Selected passage |
=== Section Start ===
The simulator was built for the classroom: you can open a student's whole session from a single code and design the scenarios around your lesson.

How does classroom mode work?

  1. 1
    The student finishes the testThe case, the mode and every measurement stay in their browser.
  2. 2
    A classroom code is generatedA short text code that encodes the entire session.
  3. 3
    You decode itPaste the code into the decoder in the simulator and the session opens in front of you.

What is inside the code: which case, which mode, which thresholds, how many errors, the masking decisions and the response reliability.

No data is sent to any server. The code is generated in the student's own browser; sharing it is entirely up to them.

Ideas for the classroom

  • Warm-up

    The Normal Hearing case with Guided mode. The aim is to learn the method, not to make a diagnosis.

  • Teaching the rules

    Have them run the Left Severe SNHL case without masking first; discuss the shadow curve together, then have them repeat it with masking.

  • The Masking Dilemma

    Give them the Bilateral Conductive case with supra-aural phones. When they get stuck, ask them to switch to inserts.

  • Assessment

    Exam mode plus the classroom code. Give them the blind case and ask for the report and the interpretation together.

  • Homework

    Have them complete the "Diagnosis and recommendations" section of the downloaded A4 report.

Frequently asked questions

You start with the better ear and at 1000 Hz. From an audible level you proceed in down 10 dB, up 5 dB steps (the modified Hughson-Westlake procedure). If a response is obtained on at least half of the presentations at the same level (typically two out of three), that level is the threshold.

The usual order is 1000 → 2000 → 4000 → 8000 → (1000 again) → 500 → 250 Hz. Repeating 1000 Hz is a reliability check: if it differs from the first measurement by more than 5 dB, the test is repeated. Once air conduction is done, bone conduction is measured.

In air conduction: if the difference between the air-conduction threshold of the test ear and the bone-conduction threshold of the non-test ear is equal to or greater than the interaural attenuation (40 dB with supra-aural phones, 60 dB with inserts), the sound can cross the head and be heard in the better ear — masking is required.

In bone conduction: the sound reaches the opposite cochlea with almost no attenuation (IA ≈ 0). So masking is used whenever the test ear shows a meaningful air-bone gap (> 10 dB) or the bone-conduction thresholds of the two ears differ by ≥ 10 dB.

When you present a loud sound to the poorer ear, it vibrates the skull and can be heard in the better ear. The patient responds, but not with the ear you are testing. The misleading curve you plot without masking is called the shadow curve ; it typically runs parallel to the better ear's thresholds, one IA (40–60 dB) below them.

The unilateral profound loss case in the simulator sets exactly this trap: without masking you will find a "60 dB threshold in the left ear" — while the left ear hears nothing at all.
=== Section End ===
Work instruction | Print, word for word, everything in the simulator text from "The unilateral profound" down to "nothing at all.". The rows after this point are not needed for any task.

Given entries |
=== Section Start ===
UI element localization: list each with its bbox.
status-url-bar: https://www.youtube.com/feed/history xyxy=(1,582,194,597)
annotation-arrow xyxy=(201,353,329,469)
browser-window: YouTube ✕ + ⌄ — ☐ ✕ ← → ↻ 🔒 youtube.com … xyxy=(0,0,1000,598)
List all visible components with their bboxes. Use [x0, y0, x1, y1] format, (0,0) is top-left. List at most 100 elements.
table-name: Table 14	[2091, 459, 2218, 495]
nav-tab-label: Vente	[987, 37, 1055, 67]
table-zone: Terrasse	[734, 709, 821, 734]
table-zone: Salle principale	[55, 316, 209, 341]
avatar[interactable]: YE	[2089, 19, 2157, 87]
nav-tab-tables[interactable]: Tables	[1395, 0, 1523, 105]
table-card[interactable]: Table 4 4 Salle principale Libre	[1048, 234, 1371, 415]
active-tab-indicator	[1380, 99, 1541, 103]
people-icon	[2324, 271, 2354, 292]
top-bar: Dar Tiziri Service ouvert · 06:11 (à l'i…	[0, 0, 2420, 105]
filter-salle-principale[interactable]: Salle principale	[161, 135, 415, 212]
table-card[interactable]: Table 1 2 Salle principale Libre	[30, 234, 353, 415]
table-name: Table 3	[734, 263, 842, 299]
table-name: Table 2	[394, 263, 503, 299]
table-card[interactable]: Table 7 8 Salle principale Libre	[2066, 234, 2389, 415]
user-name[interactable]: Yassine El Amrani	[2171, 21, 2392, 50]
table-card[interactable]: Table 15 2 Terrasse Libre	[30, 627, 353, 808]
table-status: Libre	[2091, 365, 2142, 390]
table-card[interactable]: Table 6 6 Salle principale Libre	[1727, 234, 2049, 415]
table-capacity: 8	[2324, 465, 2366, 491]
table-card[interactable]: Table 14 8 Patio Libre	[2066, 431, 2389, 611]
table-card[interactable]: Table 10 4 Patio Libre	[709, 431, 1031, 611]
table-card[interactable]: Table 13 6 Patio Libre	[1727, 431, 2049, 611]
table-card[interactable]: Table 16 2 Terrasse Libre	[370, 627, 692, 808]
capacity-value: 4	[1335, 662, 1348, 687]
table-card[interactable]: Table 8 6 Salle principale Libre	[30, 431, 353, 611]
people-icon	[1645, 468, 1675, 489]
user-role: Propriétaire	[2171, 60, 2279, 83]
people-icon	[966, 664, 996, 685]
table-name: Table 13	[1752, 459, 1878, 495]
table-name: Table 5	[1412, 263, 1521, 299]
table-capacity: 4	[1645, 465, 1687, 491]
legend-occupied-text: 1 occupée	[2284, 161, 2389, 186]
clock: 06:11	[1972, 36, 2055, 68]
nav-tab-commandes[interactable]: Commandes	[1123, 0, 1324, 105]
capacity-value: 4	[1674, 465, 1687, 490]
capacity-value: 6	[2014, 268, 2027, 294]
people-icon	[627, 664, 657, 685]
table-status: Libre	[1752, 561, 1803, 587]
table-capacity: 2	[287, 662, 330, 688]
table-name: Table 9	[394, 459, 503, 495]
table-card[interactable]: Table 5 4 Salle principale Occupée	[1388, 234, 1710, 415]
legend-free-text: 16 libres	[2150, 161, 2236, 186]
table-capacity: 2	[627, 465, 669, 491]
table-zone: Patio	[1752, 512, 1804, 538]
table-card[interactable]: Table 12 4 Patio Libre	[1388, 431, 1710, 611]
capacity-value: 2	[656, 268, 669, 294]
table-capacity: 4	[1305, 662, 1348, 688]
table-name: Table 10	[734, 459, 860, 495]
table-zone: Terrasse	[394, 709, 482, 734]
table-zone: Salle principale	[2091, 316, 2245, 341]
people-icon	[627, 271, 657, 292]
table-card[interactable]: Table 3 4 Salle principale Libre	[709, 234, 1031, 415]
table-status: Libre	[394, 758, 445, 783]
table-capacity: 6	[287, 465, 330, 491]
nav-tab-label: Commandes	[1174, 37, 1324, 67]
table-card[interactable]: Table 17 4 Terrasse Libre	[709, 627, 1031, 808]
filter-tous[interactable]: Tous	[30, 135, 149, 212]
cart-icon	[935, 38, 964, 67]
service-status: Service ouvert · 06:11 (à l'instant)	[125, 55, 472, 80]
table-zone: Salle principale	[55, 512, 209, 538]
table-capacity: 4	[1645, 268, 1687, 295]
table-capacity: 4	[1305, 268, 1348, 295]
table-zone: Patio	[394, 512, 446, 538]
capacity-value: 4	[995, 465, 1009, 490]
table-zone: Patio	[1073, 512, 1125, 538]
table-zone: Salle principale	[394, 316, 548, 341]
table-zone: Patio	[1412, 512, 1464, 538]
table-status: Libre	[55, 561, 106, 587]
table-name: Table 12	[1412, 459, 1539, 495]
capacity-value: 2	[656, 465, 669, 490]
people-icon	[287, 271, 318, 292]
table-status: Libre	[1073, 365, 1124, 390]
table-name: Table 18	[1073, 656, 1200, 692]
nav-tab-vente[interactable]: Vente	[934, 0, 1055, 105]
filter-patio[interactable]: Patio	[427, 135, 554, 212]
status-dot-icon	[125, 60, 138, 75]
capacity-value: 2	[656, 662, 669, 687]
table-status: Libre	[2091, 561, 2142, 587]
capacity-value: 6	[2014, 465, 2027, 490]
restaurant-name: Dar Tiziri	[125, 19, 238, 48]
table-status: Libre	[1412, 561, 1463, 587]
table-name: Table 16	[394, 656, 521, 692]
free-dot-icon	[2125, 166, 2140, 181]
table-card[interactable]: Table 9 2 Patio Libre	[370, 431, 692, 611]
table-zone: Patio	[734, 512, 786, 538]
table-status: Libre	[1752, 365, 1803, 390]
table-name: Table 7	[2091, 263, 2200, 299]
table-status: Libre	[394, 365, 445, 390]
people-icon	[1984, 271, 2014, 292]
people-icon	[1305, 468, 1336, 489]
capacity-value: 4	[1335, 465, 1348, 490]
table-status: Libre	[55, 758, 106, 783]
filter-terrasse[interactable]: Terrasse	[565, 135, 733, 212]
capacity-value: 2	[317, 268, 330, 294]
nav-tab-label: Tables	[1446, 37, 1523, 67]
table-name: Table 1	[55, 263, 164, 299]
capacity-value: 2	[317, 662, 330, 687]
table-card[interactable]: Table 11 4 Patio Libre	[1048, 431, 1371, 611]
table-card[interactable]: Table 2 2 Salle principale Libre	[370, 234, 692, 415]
=== Section End ===
Expected answer |
The unilateral profound loss case in the simulator sets exactly this trap: without masking you will find a "60 dB threshold in the left ear" — while the left ear hears nothing at all.